* To do: Copy, from the entries below, each line in which the string "text" appears.
--- START OF Information provided ---
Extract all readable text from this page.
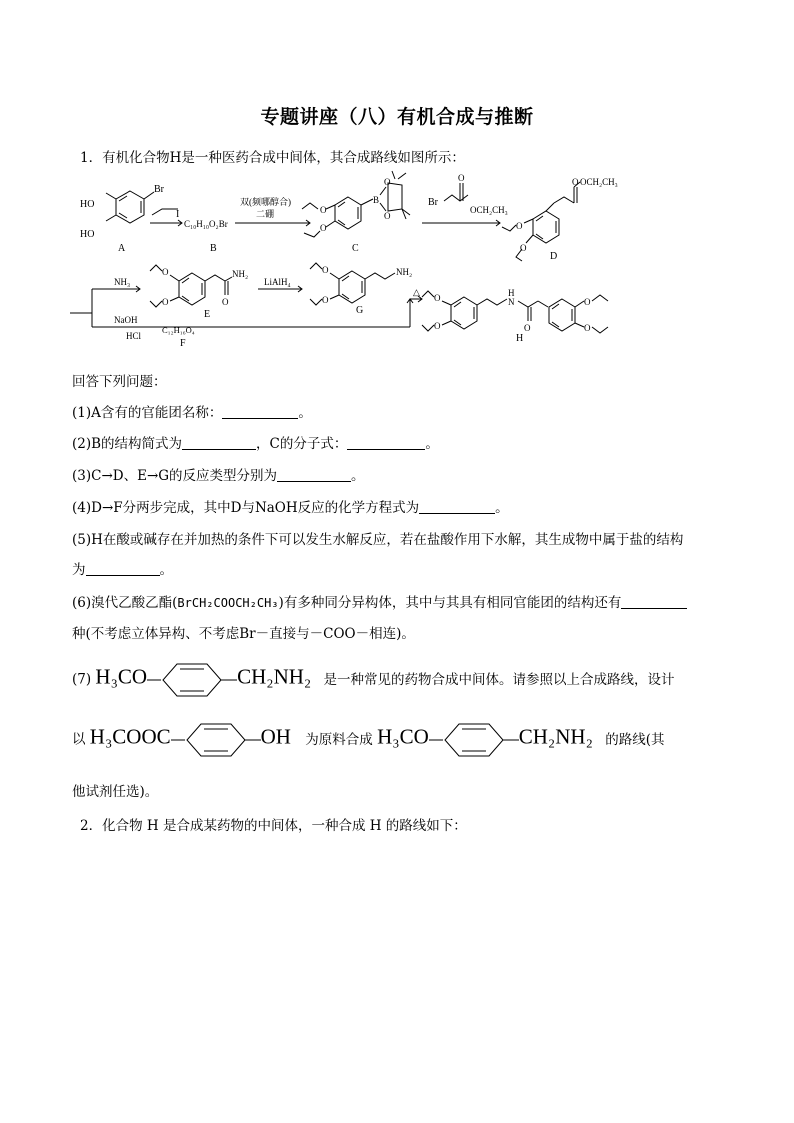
专题讲座（八）有机合成与推断
1．有机化合物H是一种医药合成中间体，其合成路线如图所示：
HO
HO
Br
A
I
C₁₀H₁₀O₂Br
B
双(频哪醇合)
二硼	O
O
B
O
O
C
Br
O
OCH₂CH₃
O OCH₂CH₃
O
O
D
NH₃
O
O
NH₂
O
E
LiAlH₄
O
O
NH₂
G
NaOH
HCl
C₁₂H₁₆O₄
F
△
O
O
H
N
O
O
O
H
回答下列问题：
(1)A含有的官能团名称：	。
(2)B的结构简式为	，C的分子式：	。
(3)C→D、E→G的反应类型分别为	。
(4)D→F分两步完成，其中D与NaOH反应的化学方程式为	。
(5)H在酸或碱存在并加热的条件下可以发生水解反应，若在盐酸作用下水解，其生成物中属于盐的结构
为	。
(6)溴代乙酸乙酯(BrCH₂COOCH₂CH₃)有多种同分异构体，其中与其具有相同官能团的结构还有
种(不考虑立体异构、不考虑Br－直接与－COO－相连)。
(7) H₃CO	CH₂NH₂ 是一种常见的药物合成中间体。请参照以上合成路线，设计
以 H₃COOC	OH 为原料合成 H₃CO	CH₂NH₂ 的路线(其
他试剂任选)。
2．化合物 H 是合成某药物的中间体，一种合成 H 的路线如下：
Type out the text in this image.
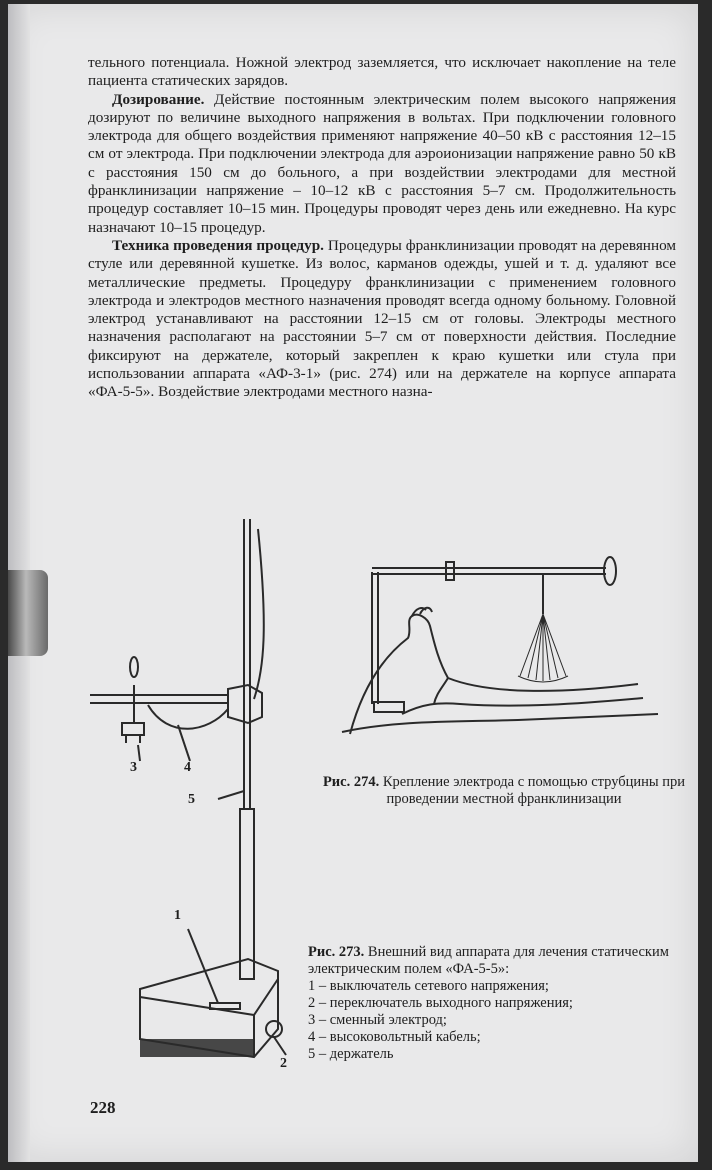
тельного потенциала. Ножной электрод заземляется, что исключает накопление на теле пациента статических зарядов.

Дозирование. Действие постоянным электрическим полем высокого напряжения дозируют по величине выходного напряжения в вольтах. При подключении головного электрода для общего воздействия применяют напряжение 40–50 кВ с расстояния 12–15 см от электрода. При подключении электрода для аэроионизации напряжение равно 50 кВ с расстояния 150 см до больного, а при воздействии электродами для местной франклинизации напряжение – 10–12 кВ с расстояния 5–7 см. Продолжительность процедур составляет 10–15 мин. Процедуры проводят через день или ежедневно. На курс назначают 10–15 процедур.

Техника проведения процедур. Процедуры франклинизации проводят на деревянном стуле или деревянной кушетке. Из волос, карманов одежды, ушей и т. д. удаляют все металлические предметы. Процедуру франклинизации с применением головного электрода и электродов местного назначения проводят всегда одному больному. Головной электрод устанавливают на расстоянии 12–15 см от головы. Электроды местного назначения располагают на расстоянии 5–7 см от поверхности действия. Последние фиксируют на держателе, который закреплен к краю кушетки или стула при использовании аппарата «АФ-3-1» (рис. 274) или на держателе на корпусе аппарата «ФА-5-5». Воздействие электродами местного назна-

1
2
3	4
5
Рис. 274. Крепление электрода с помощью струбцины при проведении местной франклинизации
Рис. 273. Внешний вид аппарата для лечения статическим электрическим полем «ФА-5-5»:
1 – выключатель сетевого напряжения;
2 – переключатель выходного напряжения;
3 – сменный электрод;
4 – высоковольтный кабель;
5 – держатель
228
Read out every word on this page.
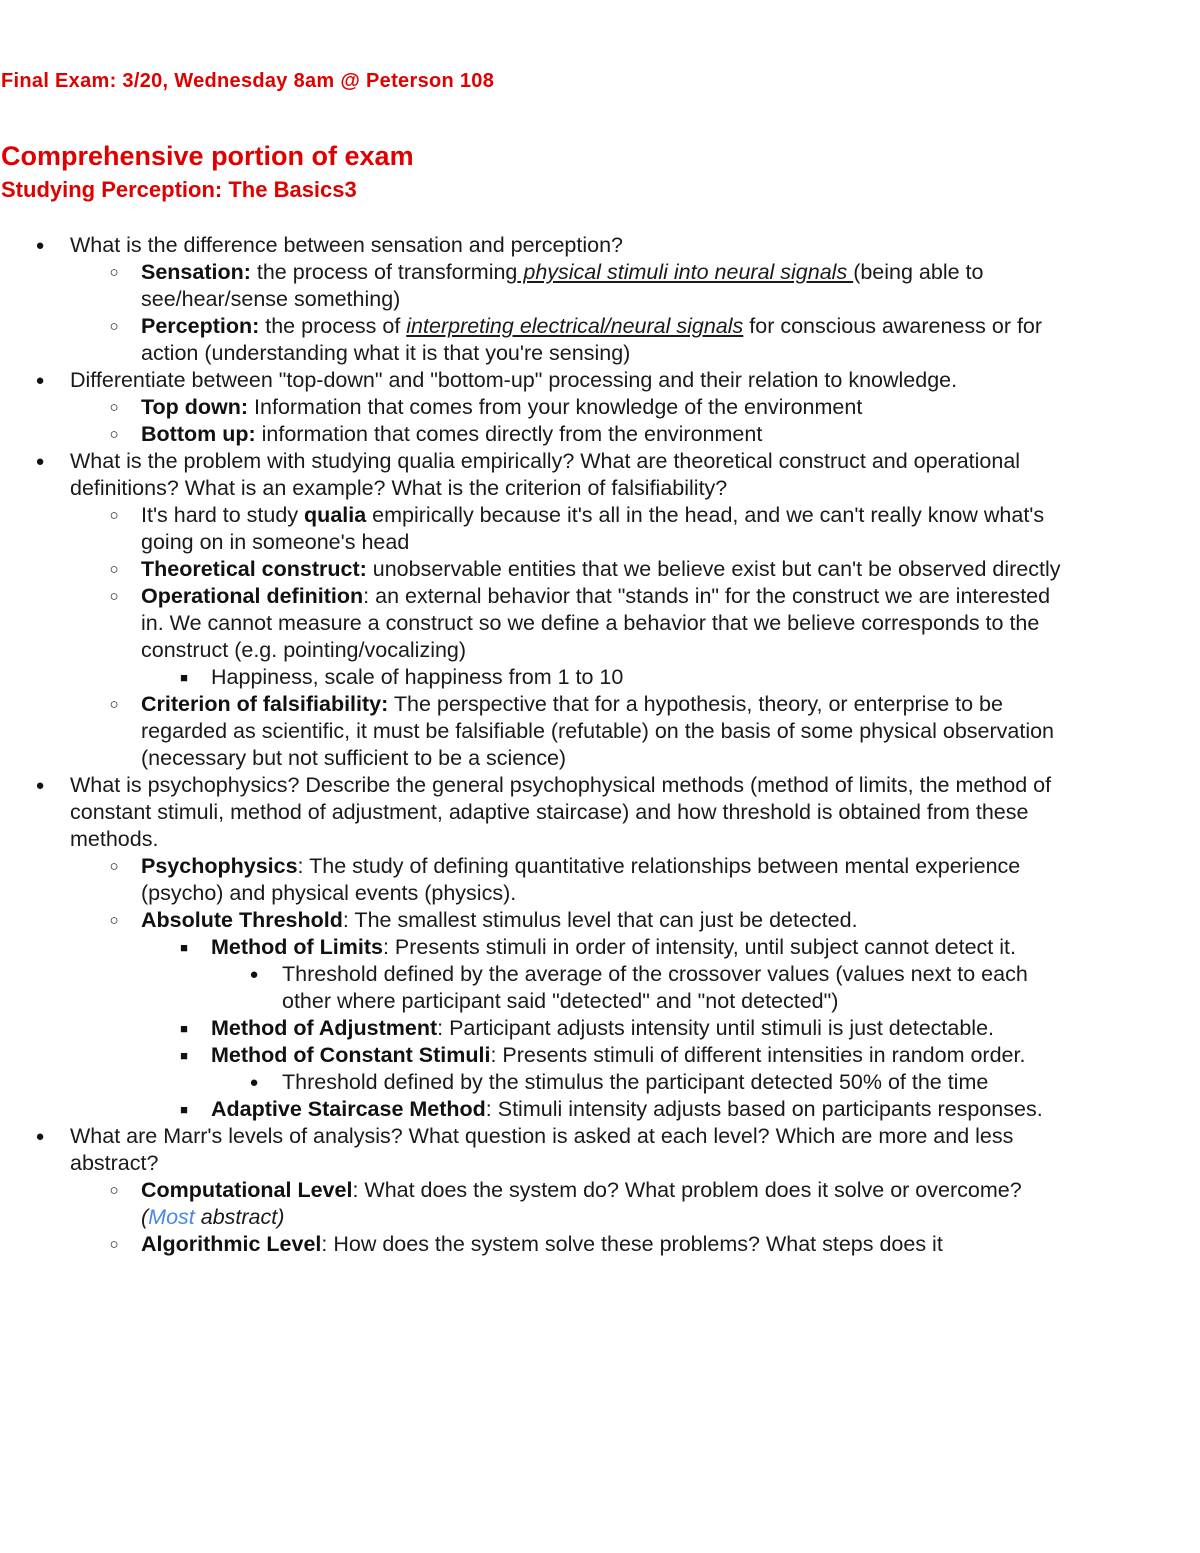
Final Exam: 3/20, Wednesday 8am @ Peterson 108
Comprehensive portion of exam
Studying Perception: The Basics3
● What is the difference between sensation and perception?
○ Sensation: the process of transforming physical stimuli into neural signals (being able to see/hear/sense something)
○ Perception: the process of interpreting electrical/neural signals for conscious awareness or for action (understanding what it is that you're sensing)
● Differentiate between "top-down" and "bottom-up" processing and their relation to knowledge.
○ Top down: Information that comes from your knowledge of the environment
○ Bottom up: information that comes directly from the environment
● What is the problem with studying qualia empirically? What are theoretical construct and operational definitions? What is an example? What is the criterion of falsifiability?
○ It's hard to study qualia empirically because it's all in the head, and we can't really know what's going on in someone's head
○ Theoretical construct: unobservable entities that we believe exist but can't be observed directly
○ Operational definition: an external behavior that "stands in" for the construct we are interested in. We cannot measure a construct so we define a behavior that we believe corresponds to the construct (e.g. pointing/vocalizing)
■ Happiness, scale of happiness from 1 to 10
○ Criterion of falsifiability: The perspective that for a hypothesis, theory, or enterprise to be regarded as scientific, it must be falsifiable (refutable) on the basis of some physical observation (necessary but not sufficient to be a science)
● What is psychophysics? Describe the general psychophysical methods (method of limits, the method of constant stimuli, method of adjustment, adaptive staircase) and how threshold is obtained from these methods.
○ Psychophysics: The study of defining quantitative relationships between mental experience (psycho) and physical events (physics).
○ Absolute Threshold: The smallest stimulus level that can just be detected.
■ Method of Limits: Presents stimuli in order of intensity, until subject cannot detect it.
● Threshold defined by the average of the crossover values (values next to each other where participant said "detected" and "not detected")
■ Method of Adjustment: Participant adjusts intensity until stimuli is just detectable.
■ Method of Constant Stimuli: Presents stimuli of different intensities in random order.
● Threshold defined by the stimulus the participant detected 50% of the time
■ Adaptive Staircase Method: Stimuli intensity adjusts based on participants responses.
● What are Marr's levels of analysis? What question is asked at each level? Which are more and less abstract?
○ Computational Level: What does the system do? What problem does it solve or overcome? (Most abstract)
○ Algorithmic Level: How does the system solve these problems? What steps does it
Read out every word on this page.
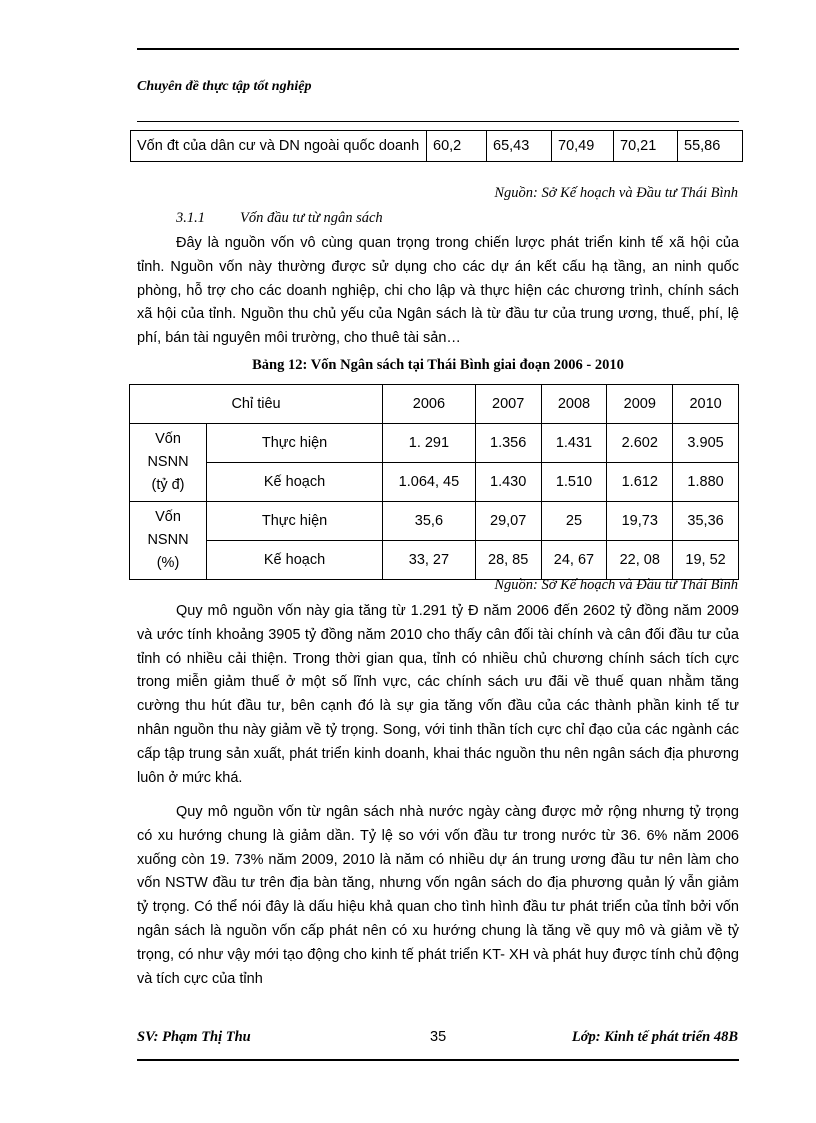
Chuyên đề thực tập tốt nghiệp
Vốn đt của dân cư và DN ngoài quốc doanh	60,2	65,43	70,49	70,21	55,86
Nguồn: Sở Kế hoạch và Đầu tư Thái Bình
3.1.1 Vốn đầu tư từ ngân sách
Đây là nguồn vốn vô cùng quan trọng trong chiến lược phát triển kinh tế xã hội của tỉnh. Nguồn vốn này thường được sử dụng cho các dự án kết cấu hạ tầng, an ninh quốc phòng, hỗ trợ cho các doanh nghiệp, chi cho lập và thực hiện các chương trình, chính sách xã hội của tỉnh. Nguồn thu chủ yếu của Ngân sách là từ đầu tư của trung ương, thuế, phí, lệ phí, bán tài nguyên môi trường, cho thuê tài sản…
Bảng 12: Vốn Ngân sách tại Thái Bình giai đoạn 2006 - 2010
Chỉ tiêu		2006	2007	2008	2009	2010

Vốn
NSNN
(tỷ đ)	Thực hiện	1. 291	1.356	1.431	2.602	3.905
	Kế hoạch	1.064, 45	1.430	1.510	1.612	1.880

Vốn
NSNN
(%)	Thực hiện	35,6	29,07	25	19,73	35,36
	Kế hoạch	33, 27	28, 85	24, 67	22, 08	19, 52
Nguồn: Sở Kế hoạch và Đầu tư Thái Bình
Quy mô nguồn vốn này gia tăng từ 1.291 tỷ Đ năm 2006 đến 2602 tỷ đồng năm 2009 và ước tính khoảng 3905 tỷ đồng năm 2010 cho thấy cân đối tài chính và cân đối đầu tư của tỉnh có nhiều cải thiện. Trong thời gian qua, tỉnh có nhiều chủ chương chính sách tích cực trong miễn giảm thuế ở một số lĩnh vực, các chính sách ưu đãi về thuế quan nhằm tăng cường thu hút đầu tư, bên cạnh đó là sự gia tăng vốn đầu của các thành phần kinh tế tư nhân nguồn thu này giảm về tỷ trọng. Song, với tinh thần tích cực chỉ đạo của các ngành các cấp tập trung sản xuất, phát triển kinh doanh, khai thác nguồn thu nên ngân sách địa phương luôn ở mức khá.
Quy mô nguồn vốn từ ngân sách nhà nước ngày càng được mở rộng nhưng tỷ trọng có xu hướng chung là giảm dần. Tỷ lệ so với vốn đầu tư trong nước từ 36. 6% năm 2006 xuống còn 19. 73% năm 2009, 2010 là năm có nhiều dự án trung ương đầu tư nên làm cho vốn NSTW đầu tư trên địa bàn tăng, nhưng vốn ngân sách do địa phương quản lý vẫn giảm tỷ trọng. Có thể nói đây là dấu hiệu khả quan cho tình hình đầu tư phát triển của tỉnh bởi vốn ngân sách là nguồn vốn cấp phát nên có xu hướng chung là tăng về quy mô và giảm về tỷ trọng, có như vậy mới tạo động cho kinh tế phát triển KT- XH và phát huy được tính chủ động và tích cực của tỉnh
SV: Phạm Thị Thu	35	Lớp: Kinh tế phát triển 48B
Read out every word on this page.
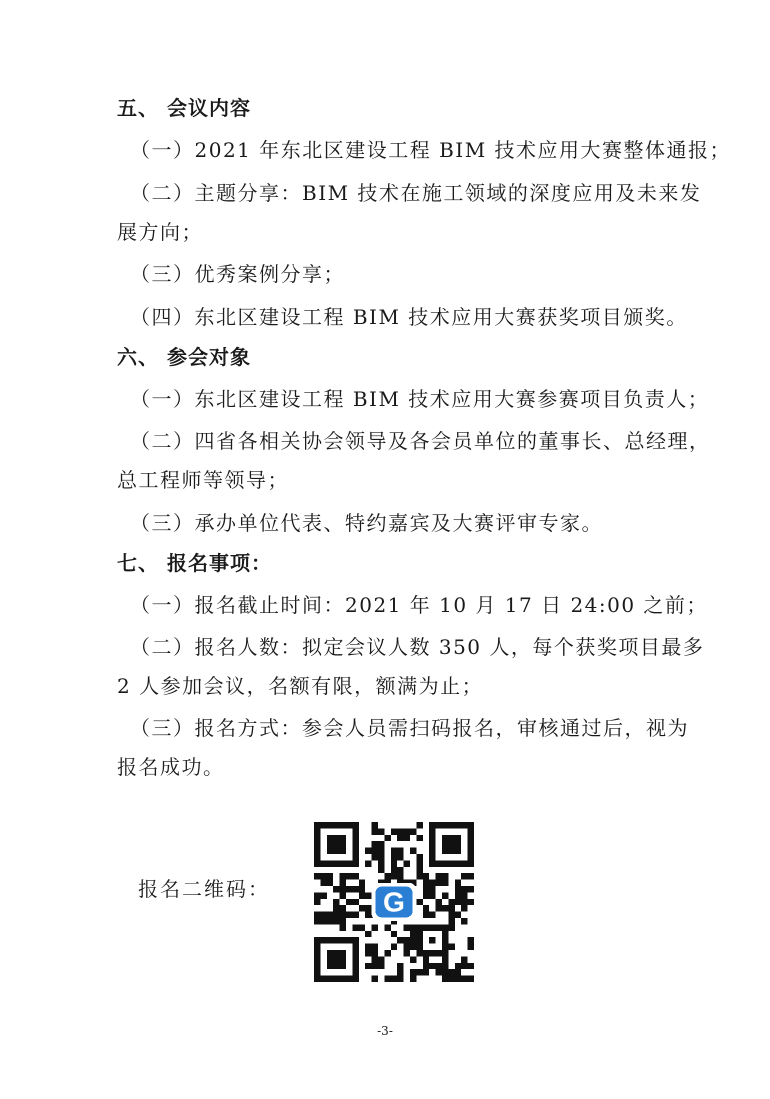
五、 会议内容
（一）2021 年东北区建设工程 BIM 技术应用大赛整体通报；
（二）主题分享：BIM 技术在施工领域的深度应用及未来发
展方向；
（三）优秀案例分享；
（四）东北区建设工程 BIM 技术应用大赛获奖项目颁奖。
六、 参会对象
（一）东北区建设工程 BIM 技术应用大赛参赛项目负责人；
（二）四省各相关协会领导及各会员单位的董事长、总经理，
总工程师等领导；
（三）承办单位代表、特约嘉宾及大赛评审专家。
七、 报名事项：
（一）报名截止时间：2021 年 10 月 17 日 24:00 之前；
（二）报名人数：拟定会议人数 350 人，每个获奖项目最多
2 人参加会议，名额有限，额满为止；
（三）报名方式：参会人员需扫码报名，审核通过后，视为
报名成功。
报名二维码：	G
-3-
--- END OF Information provided ---
* Response below:
Extract all readable text from this page.
Type out the text in this image.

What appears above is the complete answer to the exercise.